§ **EL EJERCICIO**: Escribe sin ningún cambio el pasaje del texto sobre la falta de gobierno en España que comienza con "Hemos llegado al" y sigue hasta "grado de influencia.".

La única razón por la que no tenemos gobierno en España es porque los actuales partidos anteponen intereses sectarios al bien común. Hemos convertido el ejercicio de la política en una actividad mercantil. Todo el mundo entiende que, en el mundo de los negocios, cada uno intercambia sus pertenencias en busca del beneficio propio o de su sociedad privada. La política no debería regirse por esa mecánica.
No debería ser admisible que después de unas elecciones democráticas no podamos tener un gobierno porque el mercadeo partidista lo impide. Los partidos deberían anteponer la gobernabilidad del país a su posicionamiento ideológico. Una vez investido el gobierno, la conformación de pactos y mayorías es lo que posibilita la defensa de unas u otras ideologías. La democracia sólo funciona si puede ejercerse.
Hemos llegado al absurdo de que el destino de España depende de las exigencias de partidos minoritarios a los que hay satisfacer a niveles muy superiores a su representación democrática. Los grandes partidos perdieron su poder debido a su desconexión con la sociedad a la que debían defender. Confundieron la representación delegada que los ciudadanos les concedimos con poderes inherentes a su mera existencia. Ahora, vemos extenderse a pequeñas formaciones que practican el chantaje como forma de aumentar su grado de influencia.
La extensión del egoísmo en defensa de la rentabilidad política se ha convertido en un mal de nuestra época. El famoso slogan del America First defendido por Donald Trump abrió la espita de un movimiento internacional basado en priorizar los bienes particulares frente a supuestas amenazas exteriores. La base de la política debe ser la defensa de los intereses colectivos basado en que, juntos, los individuos somos capaces de abordar retos de gran envergadura que generan un beneficio colectivo que supera cualquier esfuerzo individual. Los tiempos se mueven hoy en dirección contraria.

§ **DATOS RECOPILADOS**:
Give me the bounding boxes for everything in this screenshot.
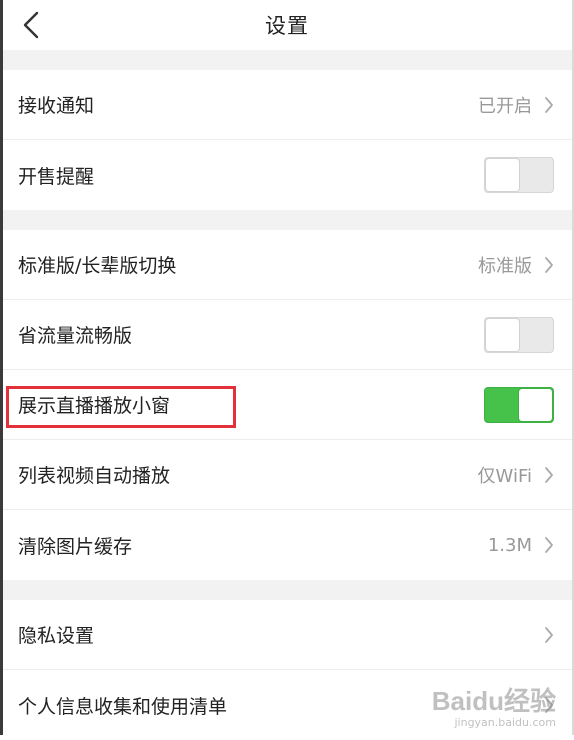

§ **RESPUESTA ESCRITA**:
Hemos llegado al absurdo de que el destino de España depende de las exigencias de partidos minoritarios a los que hay satisfacer a niveles muy superiores a su representación democrática. Los grandes partidos perdieron su poder debido a su desconexión con la sociedad a la que debían defender. Confundieron la representación delegada que los ciudadanos les concedimos con poderes inherentes a su mera existencia. Ahora, vemos extenderse a pequeñas formaciones que practican el chantaje como forma de aumentar su grado de influencia.